## Start

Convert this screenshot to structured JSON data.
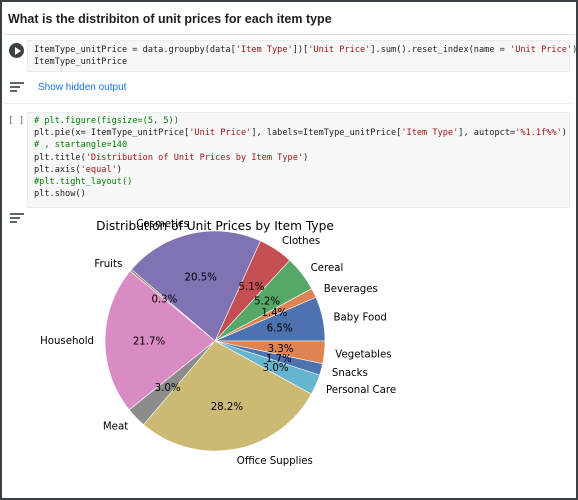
{
  "heading": "What is the distribiton of unit prices for each item type",
  "cell1": {
    "code_lines": [
      [
        {
          "t": "ItemType_unitPrice = data.groupby(data["
        },
        {
          "t": "'Item Type'",
          "c": "str"
        },
        {
          "t": "])["
        },
        {
          "t": "'Unit Price'",
          "c": "str"
        },
        {
          "t": "].sum().reset_index(name = "
        },
        {
          "t": "'Unit Price'",
          "c": "str"
        },
        {
          "t": ")"
        }
      ],
      [
        {
          "t": "ItemType_unitPrice"
        }
      ]
    ]
  },
  "hidden_output_label": "Show hidden output",
  "cell2": {
    "bracket": "[ ]",
    "code_lines": [
      [
        {
          "t": "# plt.figure(figsize=(5, 5))",
          "c": "com"
        }
      ],
      [
        {
          "t": "plt.pie(x= ItemType_unitPrice["
        },
        {
          "t": "'Unit Price'",
          "c": "str"
        },
        {
          "t": "], labels=ItemType_unitPrice["
        },
        {
          "t": "'Item Type'",
          "c": "str"
        },
        {
          "t": "], autopct="
        },
        {
          "t": "'%1.1f%%'",
          "c": "str"
        },
        {
          "t": ")"
        }
      ],
      [
        {
          "t": "# , startangle=140",
          "c": "com"
        }
      ],
      [
        {
          "t": "plt.title("
        },
        {
          "t": "'Distribution of Unit Prices by Item Type'",
          "c": "str"
        },
        {
          "t": ")"
        }
      ],
      [
        {
          "t": "plt.axis("
        },
        {
          "t": "'equal'",
          "c": "str"
        },
        {
          "t": ")"
        }
      ],
      [
        {
          "t": "#plt.tight_layout()",
          "c": "com"
        }
      ],
      [
        {
          "t": "plt.show()"
        }
      ]
    ]
  },
  "chart_data": {
    "type": "pie",
    "title": "Distribution of Unit Prices by Item Type",
    "slices": [
      {
        "label": "Baby Food",
        "pct": 6.5,
        "pct_text": "6.5%",
        "color": "#4c72b0"
      },
      {
        "label": "Beverages",
        "pct": 1.4,
        "pct_text": "1.4%",
        "color": "#dd8452"
      },
      {
        "label": "Cereal",
        "pct": 5.2,
        "pct_text": "5.2%",
        "color": "#55a868"
      },
      {
        "label": "Clothes",
        "pct": 5.1,
        "pct_text": "5.1%",
        "color": "#c44e52"
      },
      {
        "label": "Cosmetics",
        "pct": 20.5,
        "pct_text": "20.5%",
        "color": "#8172b3"
      },
      {
        "label": "Fruits",
        "pct": 0.3,
        "pct_text": "0.3%",
        "color": "#937860"
      },
      {
        "label": "Household",
        "pct": 21.7,
        "pct_text": "21.7%",
        "color": "#da8bc3"
      },
      {
        "label": "Meat",
        "pct": 3.0,
        "pct_text": "3.0%",
        "color": "#8c8c8c"
      },
      {
        "label": "Office Supplies",
        "pct": 28.2,
        "pct_text": "28.2%",
        "color": "#ccb974"
      },
      {
        "label": "Personal Care",
        "pct": 3.0,
        "pct_text": "3.0%",
        "color": "#64b5cd"
      },
      {
        "label": "Snacks",
        "pct": 1.7,
        "pct_text": "1.7%",
        "color": "#4c72b0"
      },
      {
        "label": "Vegetables",
        "pct": 3.3,
        "pct_text": "3.3%",
        "color": "#dd8452"
      }
    ]
  }
}
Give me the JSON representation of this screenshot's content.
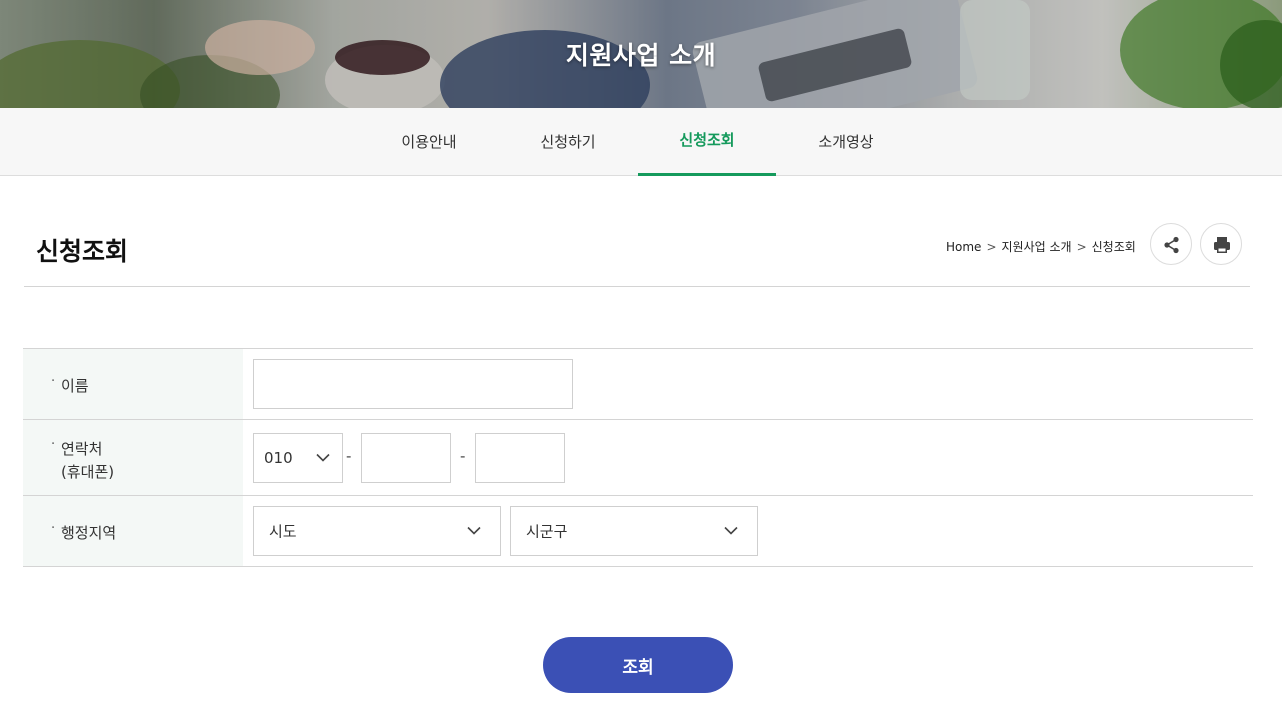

## End

GOAL:
Pull out all lines from the entries above that include the word "color".

COMPLETE OUTPUT:
        "color": "#4c72b0"
        "color": "#dd8452"
        "color": "#55a868"
        "color": "#c44e52"
        "color": "#8172b3"
        "color": "#937860"
        "color": "#da8bc3"
        "color": "#8c8c8c"
        "color": "#ccb974"
        "color": "#64b5cd"
        "color": "#4c72b0"
        "color": "#dd8452"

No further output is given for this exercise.